Begin

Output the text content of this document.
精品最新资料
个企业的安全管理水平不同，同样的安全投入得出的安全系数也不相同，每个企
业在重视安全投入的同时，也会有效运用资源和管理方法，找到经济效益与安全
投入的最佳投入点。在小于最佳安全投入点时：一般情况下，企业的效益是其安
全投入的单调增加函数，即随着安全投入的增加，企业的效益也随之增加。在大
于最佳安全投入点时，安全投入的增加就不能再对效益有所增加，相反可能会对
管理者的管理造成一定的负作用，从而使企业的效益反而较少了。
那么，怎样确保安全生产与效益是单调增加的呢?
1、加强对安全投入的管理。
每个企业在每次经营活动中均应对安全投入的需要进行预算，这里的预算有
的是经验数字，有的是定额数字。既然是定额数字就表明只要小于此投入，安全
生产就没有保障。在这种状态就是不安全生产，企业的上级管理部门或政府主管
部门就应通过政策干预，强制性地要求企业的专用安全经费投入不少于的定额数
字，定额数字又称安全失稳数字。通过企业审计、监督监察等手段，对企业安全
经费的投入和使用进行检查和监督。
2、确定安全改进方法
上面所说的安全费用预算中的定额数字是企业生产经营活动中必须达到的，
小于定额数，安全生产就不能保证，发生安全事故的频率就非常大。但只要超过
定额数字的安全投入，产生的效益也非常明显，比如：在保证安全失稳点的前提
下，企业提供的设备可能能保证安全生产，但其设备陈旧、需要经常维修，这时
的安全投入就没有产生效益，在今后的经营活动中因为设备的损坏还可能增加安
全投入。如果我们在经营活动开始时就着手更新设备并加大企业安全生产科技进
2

End

THE REQUEST:
Every entry must be retyped in full, exactly as given.

SOLUTION TO THIS EXERCISE:
Output the text content of this document.
精品最新资料
个企业的安全管理水平不同，同样的安全投入得出的安全系数也不相同，每个企
业在重视安全投入的同时，也会有效运用资源和管理方法，找到经济效益与安全
投入的最佳投入点。在小于最佳安全投入点时：一般情况下，企业的效益是其安
全投入的单调增加函数，即随着安全投入的增加，企业的效益也随之增加。在大
于最佳安全投入点时，安全投入的增加就不能再对效益有所增加，相反可能会对
管理者的管理造成一定的负作用，从而使企业的效益反而较少了。
那么，怎样确保安全生产与效益是单调增加的呢?
1、加强对安全投入的管理。
每个企业在每次经营活动中均应对安全投入的需要进行预算，这里的预算有
的是经验数字，有的是定额数字。既然是定额数字就表明只要小于此投入，安全
生产就没有保障。在这种状态就是不安全生产，企业的上级管理部门或政府主管
部门就应通过政策干预，强制性地要求企业的专用安全经费投入不少于的定额数
字，定额数字又称安全失稳数字。通过企业审计、监督监察等手段，对企业安全
经费的投入和使用进行检查和监督。
2、确定安全改进方法
上面所说的安全费用预算中的定额数字是企业生产经营活动中必须达到的，
小于定额数，安全生产就不能保证，发生安全事故的频率就非常大。但只要超过
定额数字的安全投入，产生的效益也非常明显，比如：在保证安全失稳点的前提
下，企业提供的设备可能能保证安全生产，但其设备陈旧、需要经常维修，这时
的安全投入就没有产生效益，在今后的经营活动中因为设备的损坏还可能增加安
全投入。如果我们在经营活动开始时就着手更新设备并加大企业安全生产科技进
2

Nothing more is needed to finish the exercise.